§ **Records contained in a dataset**:
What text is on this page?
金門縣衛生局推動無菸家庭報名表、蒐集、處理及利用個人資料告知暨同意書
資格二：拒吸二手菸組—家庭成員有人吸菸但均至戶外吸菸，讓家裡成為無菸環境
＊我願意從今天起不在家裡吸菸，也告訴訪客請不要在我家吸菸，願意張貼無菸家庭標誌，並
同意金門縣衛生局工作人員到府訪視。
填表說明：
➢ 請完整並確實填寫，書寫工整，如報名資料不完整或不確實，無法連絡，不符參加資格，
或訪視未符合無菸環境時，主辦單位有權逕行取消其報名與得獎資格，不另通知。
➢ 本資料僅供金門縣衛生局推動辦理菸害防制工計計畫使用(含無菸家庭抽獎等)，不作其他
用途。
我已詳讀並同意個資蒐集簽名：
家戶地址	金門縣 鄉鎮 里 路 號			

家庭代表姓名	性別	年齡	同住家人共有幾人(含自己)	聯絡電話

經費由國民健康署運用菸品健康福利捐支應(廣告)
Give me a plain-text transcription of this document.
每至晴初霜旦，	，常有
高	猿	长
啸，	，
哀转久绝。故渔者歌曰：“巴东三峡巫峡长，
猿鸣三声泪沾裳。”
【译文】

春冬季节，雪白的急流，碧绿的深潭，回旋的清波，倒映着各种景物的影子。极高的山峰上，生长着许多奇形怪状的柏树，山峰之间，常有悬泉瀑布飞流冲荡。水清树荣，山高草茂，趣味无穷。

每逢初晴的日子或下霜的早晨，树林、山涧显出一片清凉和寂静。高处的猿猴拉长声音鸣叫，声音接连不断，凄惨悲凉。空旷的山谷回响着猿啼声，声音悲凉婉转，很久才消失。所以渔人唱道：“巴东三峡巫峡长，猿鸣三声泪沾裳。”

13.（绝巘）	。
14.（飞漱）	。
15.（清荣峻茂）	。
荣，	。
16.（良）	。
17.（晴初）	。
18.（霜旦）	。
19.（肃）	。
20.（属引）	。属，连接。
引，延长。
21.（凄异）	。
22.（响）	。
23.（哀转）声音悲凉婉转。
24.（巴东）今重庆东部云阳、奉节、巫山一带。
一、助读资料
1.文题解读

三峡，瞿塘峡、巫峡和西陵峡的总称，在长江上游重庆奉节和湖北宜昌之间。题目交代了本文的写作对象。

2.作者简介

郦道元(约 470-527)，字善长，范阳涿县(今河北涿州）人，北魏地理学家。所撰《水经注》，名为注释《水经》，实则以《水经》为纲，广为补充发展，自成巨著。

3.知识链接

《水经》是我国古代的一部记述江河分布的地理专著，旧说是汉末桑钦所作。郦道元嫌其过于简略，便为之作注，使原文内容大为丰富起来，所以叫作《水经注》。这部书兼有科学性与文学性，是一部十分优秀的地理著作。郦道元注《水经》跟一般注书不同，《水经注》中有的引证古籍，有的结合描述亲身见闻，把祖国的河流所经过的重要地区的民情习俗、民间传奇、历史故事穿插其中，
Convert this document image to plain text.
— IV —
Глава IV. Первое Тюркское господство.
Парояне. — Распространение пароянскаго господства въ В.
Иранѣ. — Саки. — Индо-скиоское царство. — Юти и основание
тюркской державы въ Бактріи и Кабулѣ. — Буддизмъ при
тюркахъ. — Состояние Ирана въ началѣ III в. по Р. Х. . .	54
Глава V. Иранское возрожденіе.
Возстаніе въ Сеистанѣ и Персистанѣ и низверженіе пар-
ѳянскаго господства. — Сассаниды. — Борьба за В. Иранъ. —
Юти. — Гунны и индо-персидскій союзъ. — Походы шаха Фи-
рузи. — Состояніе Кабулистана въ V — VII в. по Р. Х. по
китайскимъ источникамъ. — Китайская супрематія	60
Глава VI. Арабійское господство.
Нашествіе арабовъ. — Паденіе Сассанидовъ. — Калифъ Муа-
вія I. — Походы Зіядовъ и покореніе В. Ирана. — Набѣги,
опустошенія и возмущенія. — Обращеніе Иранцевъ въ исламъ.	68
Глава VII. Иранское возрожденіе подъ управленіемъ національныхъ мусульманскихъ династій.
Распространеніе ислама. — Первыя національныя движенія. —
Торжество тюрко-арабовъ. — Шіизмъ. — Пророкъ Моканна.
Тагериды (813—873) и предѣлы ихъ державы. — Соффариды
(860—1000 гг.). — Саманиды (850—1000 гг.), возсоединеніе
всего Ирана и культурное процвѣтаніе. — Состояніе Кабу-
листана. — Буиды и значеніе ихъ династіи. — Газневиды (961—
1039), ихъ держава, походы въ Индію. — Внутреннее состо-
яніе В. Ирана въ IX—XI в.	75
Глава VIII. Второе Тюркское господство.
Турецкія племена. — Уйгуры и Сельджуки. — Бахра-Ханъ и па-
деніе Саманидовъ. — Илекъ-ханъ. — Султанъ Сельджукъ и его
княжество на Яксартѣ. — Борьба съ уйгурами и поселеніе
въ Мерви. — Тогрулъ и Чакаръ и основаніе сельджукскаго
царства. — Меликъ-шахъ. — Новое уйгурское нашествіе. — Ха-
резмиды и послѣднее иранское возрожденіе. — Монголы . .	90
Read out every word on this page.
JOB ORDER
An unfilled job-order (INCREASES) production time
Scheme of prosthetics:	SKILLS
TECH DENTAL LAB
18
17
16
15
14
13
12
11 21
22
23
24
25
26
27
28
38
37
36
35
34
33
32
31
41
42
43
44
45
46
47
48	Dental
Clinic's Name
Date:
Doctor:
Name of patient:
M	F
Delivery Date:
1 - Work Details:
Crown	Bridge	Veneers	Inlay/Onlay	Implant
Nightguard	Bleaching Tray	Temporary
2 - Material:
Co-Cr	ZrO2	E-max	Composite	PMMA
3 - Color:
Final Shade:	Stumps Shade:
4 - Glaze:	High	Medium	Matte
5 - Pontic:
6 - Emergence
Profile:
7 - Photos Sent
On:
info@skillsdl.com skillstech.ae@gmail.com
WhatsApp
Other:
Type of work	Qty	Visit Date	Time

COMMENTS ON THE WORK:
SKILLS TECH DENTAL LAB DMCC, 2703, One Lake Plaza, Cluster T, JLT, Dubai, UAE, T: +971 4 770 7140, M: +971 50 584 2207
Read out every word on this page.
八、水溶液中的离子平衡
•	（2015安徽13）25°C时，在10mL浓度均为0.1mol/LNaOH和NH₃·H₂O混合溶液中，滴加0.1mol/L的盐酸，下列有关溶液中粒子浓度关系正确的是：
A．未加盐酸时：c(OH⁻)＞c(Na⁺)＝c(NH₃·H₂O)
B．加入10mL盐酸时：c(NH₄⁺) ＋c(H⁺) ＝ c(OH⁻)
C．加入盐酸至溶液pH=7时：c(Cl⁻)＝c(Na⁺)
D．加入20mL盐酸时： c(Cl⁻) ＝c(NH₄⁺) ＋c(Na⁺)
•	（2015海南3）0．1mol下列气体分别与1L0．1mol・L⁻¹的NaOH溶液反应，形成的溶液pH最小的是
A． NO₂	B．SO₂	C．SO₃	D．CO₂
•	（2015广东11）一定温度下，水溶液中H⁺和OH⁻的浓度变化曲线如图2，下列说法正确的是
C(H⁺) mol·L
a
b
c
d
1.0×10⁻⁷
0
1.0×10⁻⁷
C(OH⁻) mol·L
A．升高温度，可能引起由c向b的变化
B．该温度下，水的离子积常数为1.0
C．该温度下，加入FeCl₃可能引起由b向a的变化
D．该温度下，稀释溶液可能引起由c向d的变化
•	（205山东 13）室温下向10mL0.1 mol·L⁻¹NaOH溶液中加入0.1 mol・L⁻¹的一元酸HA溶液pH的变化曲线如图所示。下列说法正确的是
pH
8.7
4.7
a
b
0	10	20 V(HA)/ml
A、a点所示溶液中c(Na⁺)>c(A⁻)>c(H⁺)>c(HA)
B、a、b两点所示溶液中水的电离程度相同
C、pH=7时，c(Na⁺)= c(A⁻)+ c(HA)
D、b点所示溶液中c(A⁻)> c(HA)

§ **Prompt**: Extract every line of the records above that contains the word "арабовъ".

§ **Result for this task**:
Нашествіе арабовъ. — Паденіе Сассанидовъ. — Калифъ Муа-
Торжество тюрко-арабовъ. — Шіизмъ. — Пророкъ Моканна.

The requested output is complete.